[Stored items]
## START

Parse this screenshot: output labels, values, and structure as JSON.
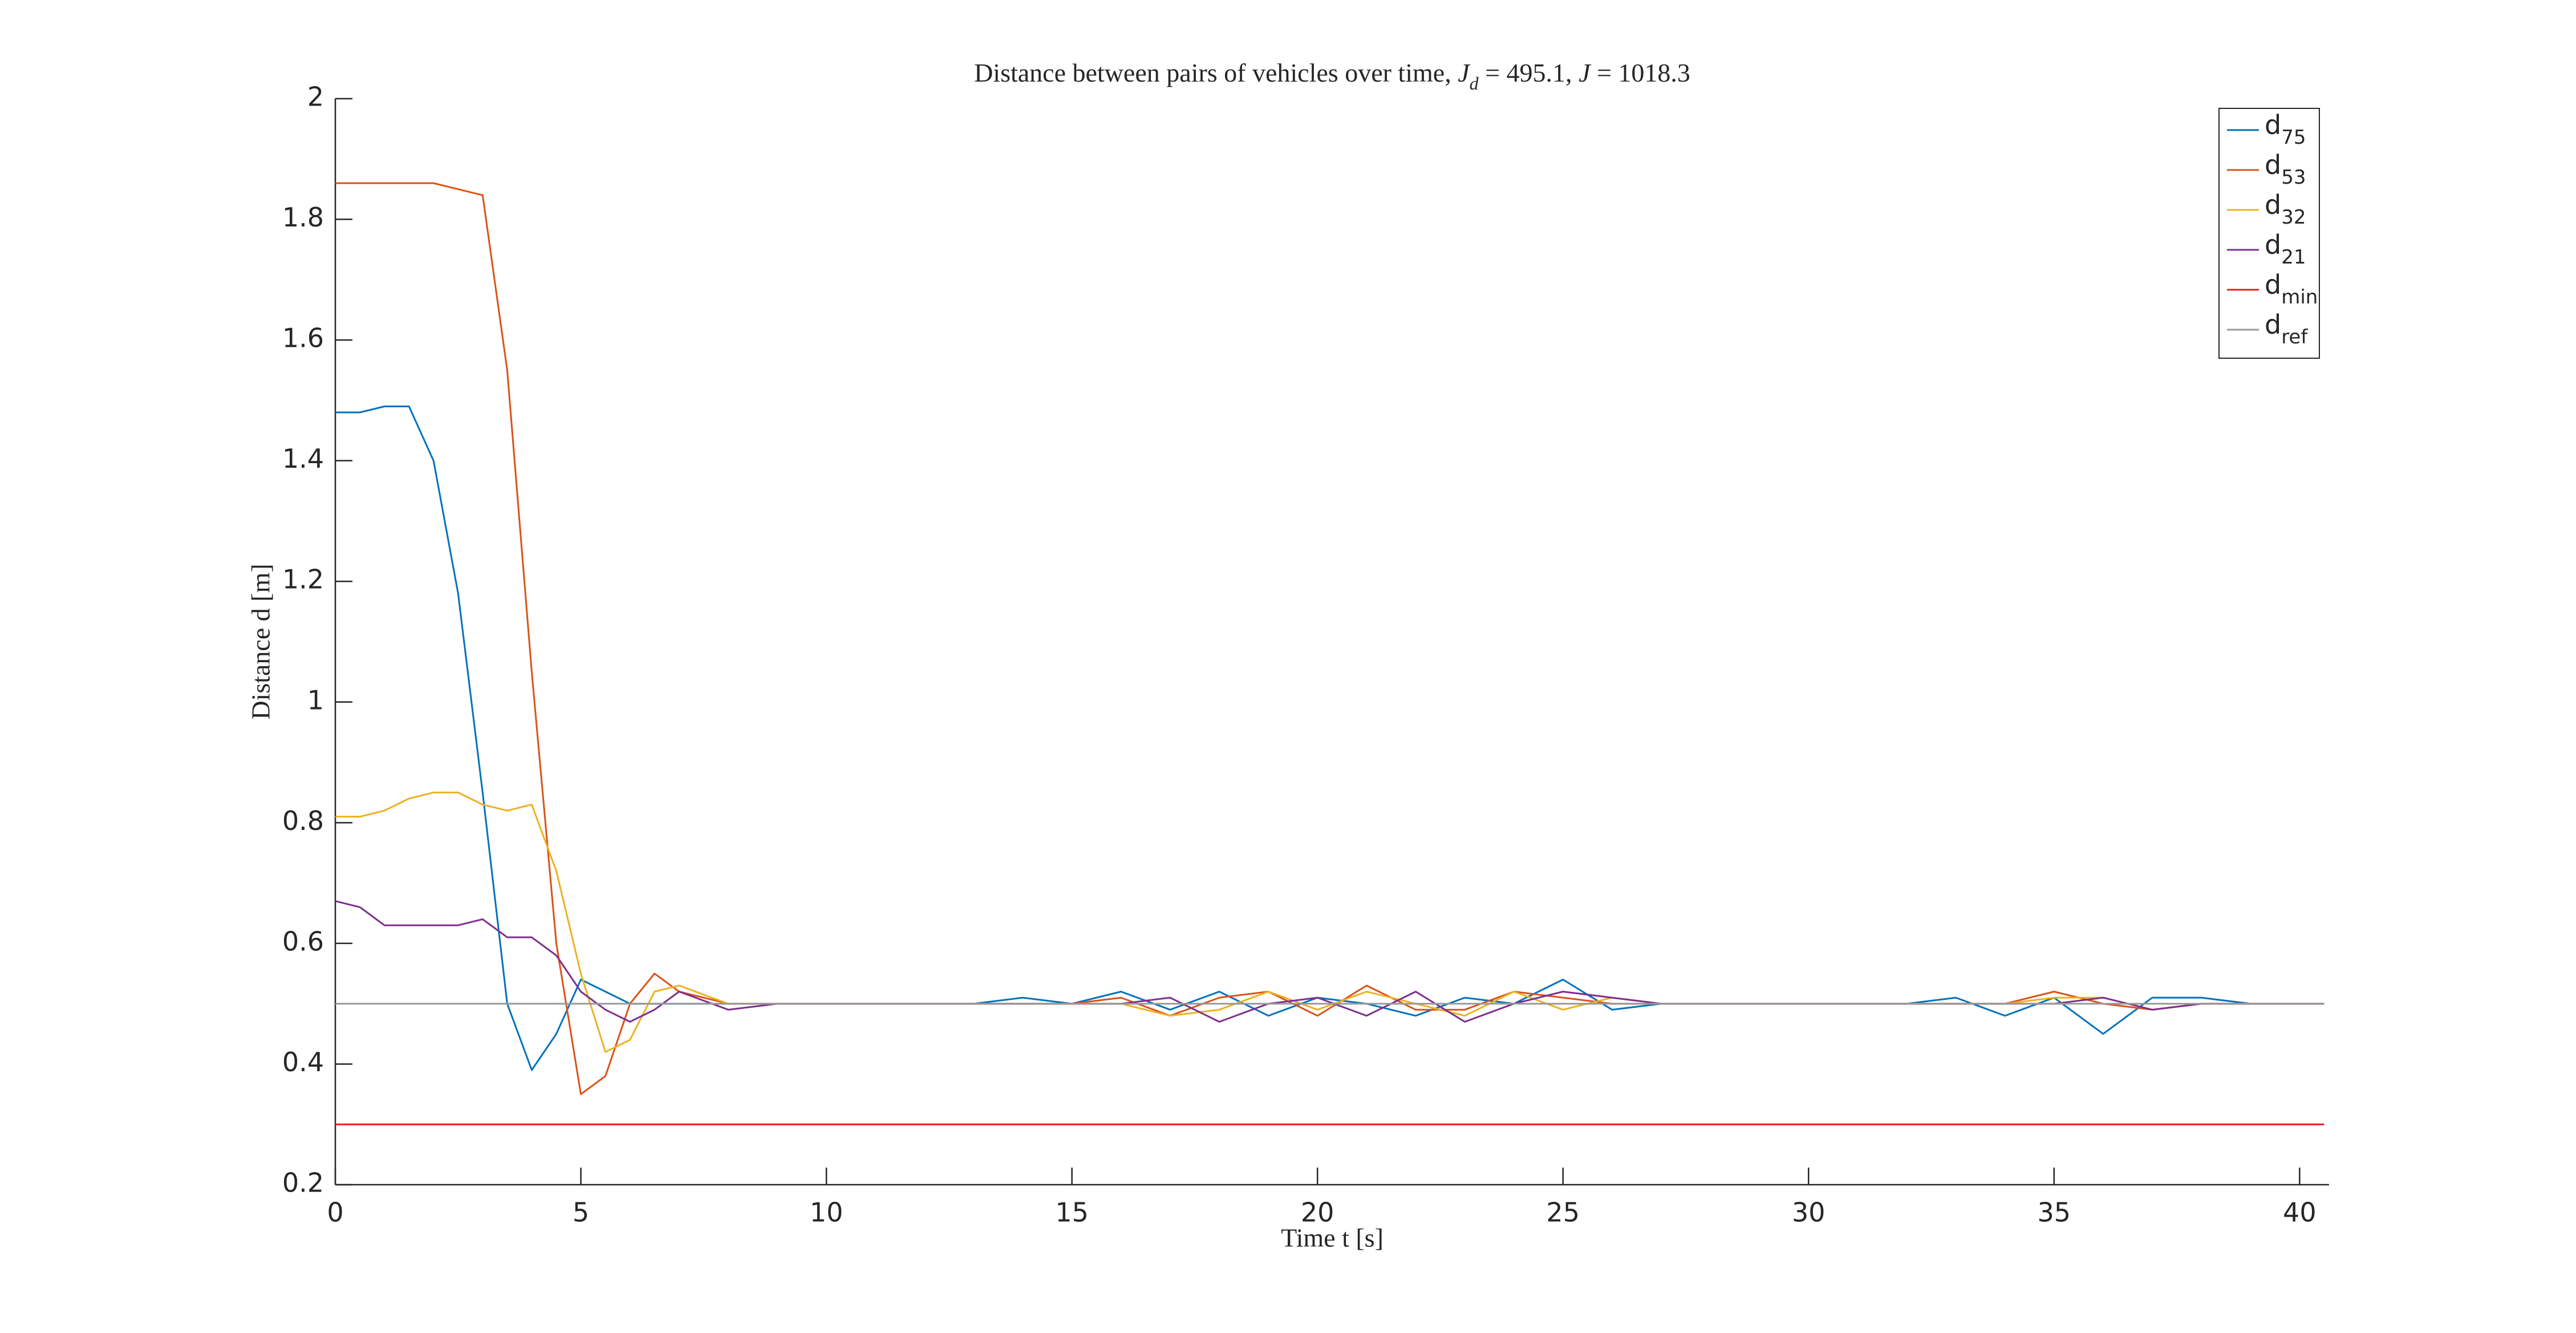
{
  "chart_data": {
    "type": "line",
    "title": [
      {
        "text": "Distance between pairs of vehicles over time, "
      },
      {
        "text": "J",
        "style": "italic"
      },
      {
        "text": "d",
        "style": "sub"
      },
      {
        "text": " = 495.1, "
      },
      {
        "text": "J",
        "style": "italic"
      },
      {
        "text": " = 1018.3"
      }
    ],
    "xlabel": "Time t [s]",
    "ylabel": "Distance d [m]",
    "xlim": [
      0,
      40.6
    ],
    "ylim": [
      0.2,
      2
    ],
    "xticks": [
      0,
      5,
      10,
      15,
      20,
      25,
      30,
      35,
      40
    ],
    "yticks": [
      0.2,
      0.4,
      0.6,
      0.8,
      1,
      1.2,
      1.4,
      1.6,
      1.8,
      2
    ],
    "legend": "upper right",
    "x": [
      0,
      0.5,
      1,
      1.5,
      2,
      2.5,
      3,
      3.5,
      4,
      4.5,
      5,
      5.5,
      6,
      6.5,
      7,
      8,
      9,
      10,
      11,
      12,
      13,
      14,
      15,
      16,
      17,
      18,
      19,
      20,
      21,
      22,
      23,
      24,
      25,
      26,
      27,
      28,
      29,
      30,
      31,
      32,
      33,
      34,
      35,
      36,
      37,
      38,
      39,
      40,
      40.5
    ],
    "series": [
      {
        "name": "d",
        "subscript": "75",
        "color": "#0072bd",
        "values": [
          1.48,
          1.48,
          1.49,
          1.49,
          1.4,
          1.18,
          0.85,
          0.5,
          0.39,
          0.45,
          0.54,
          0.52,
          0.5,
          0.5,
          0.5,
          0.5,
          0.5,
          0.5,
          0.5,
          0.5,
          0.5,
          0.51,
          0.5,
          0.52,
          0.49,
          0.52,
          0.48,
          0.51,
          0.5,
          0.48,
          0.51,
          0.5,
          0.54,
          0.49,
          0.5,
          0.5,
          0.5,
          0.5,
          0.5,
          0.5,
          0.51,
          0.48,
          0.51,
          0.45,
          0.51,
          0.51,
          0.5,
          0.5,
          0.5
        ]
      },
      {
        "name": "d",
        "subscript": "53",
        "color": "#d95319",
        "values": [
          1.86,
          1.86,
          1.86,
          1.86,
          1.86,
          1.85,
          1.84,
          1.55,
          1.05,
          0.6,
          0.35,
          0.38,
          0.5,
          0.55,
          0.52,
          0.5,
          0.5,
          0.5,
          0.5,
          0.5,
          0.5,
          0.5,
          0.5,
          0.51,
          0.48,
          0.51,
          0.52,
          0.48,
          0.53,
          0.49,
          0.49,
          0.52,
          0.51,
          0.5,
          0.5,
          0.5,
          0.5,
          0.5,
          0.5,
          0.5,
          0.5,
          0.5,
          0.52,
          0.5,
          0.49,
          0.5,
          0.5,
          0.5,
          0.5
        ]
      },
      {
        "name": "d",
        "subscript": "32",
        "color": "#edb120",
        "values": [
          0.81,
          0.81,
          0.82,
          0.84,
          0.85,
          0.85,
          0.83,
          0.82,
          0.83,
          0.72,
          0.55,
          0.42,
          0.44,
          0.52,
          0.53,
          0.5,
          0.5,
          0.5,
          0.5,
          0.5,
          0.5,
          0.5,
          0.5,
          0.5,
          0.48,
          0.49,
          0.52,
          0.49,
          0.52,
          0.5,
          0.48,
          0.52,
          0.49,
          0.51,
          0.5,
          0.5,
          0.5,
          0.5,
          0.5,
          0.5,
          0.5,
          0.5,
          0.51,
          0.51,
          0.49,
          0.5,
          0.5,
          0.5,
          0.5
        ]
      },
      {
        "name": "d",
        "subscript": "21",
        "color": "#7e2f8e",
        "values": [
          0.67,
          0.66,
          0.63,
          0.63,
          0.63,
          0.63,
          0.64,
          0.61,
          0.61,
          0.58,
          0.52,
          0.49,
          0.47,
          0.49,
          0.52,
          0.49,
          0.5,
          0.5,
          0.5,
          0.5,
          0.5,
          0.5,
          0.5,
          0.5,
          0.51,
          0.47,
          0.5,
          0.51,
          0.48,
          0.52,
          0.47,
          0.5,
          0.52,
          0.51,
          0.5,
          0.5,
          0.5,
          0.5,
          0.5,
          0.5,
          0.5,
          0.5,
          0.5,
          0.51,
          0.49,
          0.5,
          0.5,
          0.5,
          0.5
        ]
      },
      {
        "name": "d",
        "subscript": "min",
        "color": "#e02020",
        "x": [
          0,
          40.5
        ],
        "values": [
          0.3,
          0.3
        ]
      },
      {
        "name": "d",
        "subscript": "ref",
        "color": "#999999",
        "x": [
          0,
          40.5
        ],
        "values": [
          0.5,
          0.5
        ]
      }
    ]
  }
}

## END

Task instructions: Copy all lines from the material that hold "text".

Result for this task:
        "text": "Distance between pairs of vehicles over time, "
        "text": "J",
        "text": "d",
        "text": " = 495.1, "
        "text": "J",
        "text": " = 1018.3"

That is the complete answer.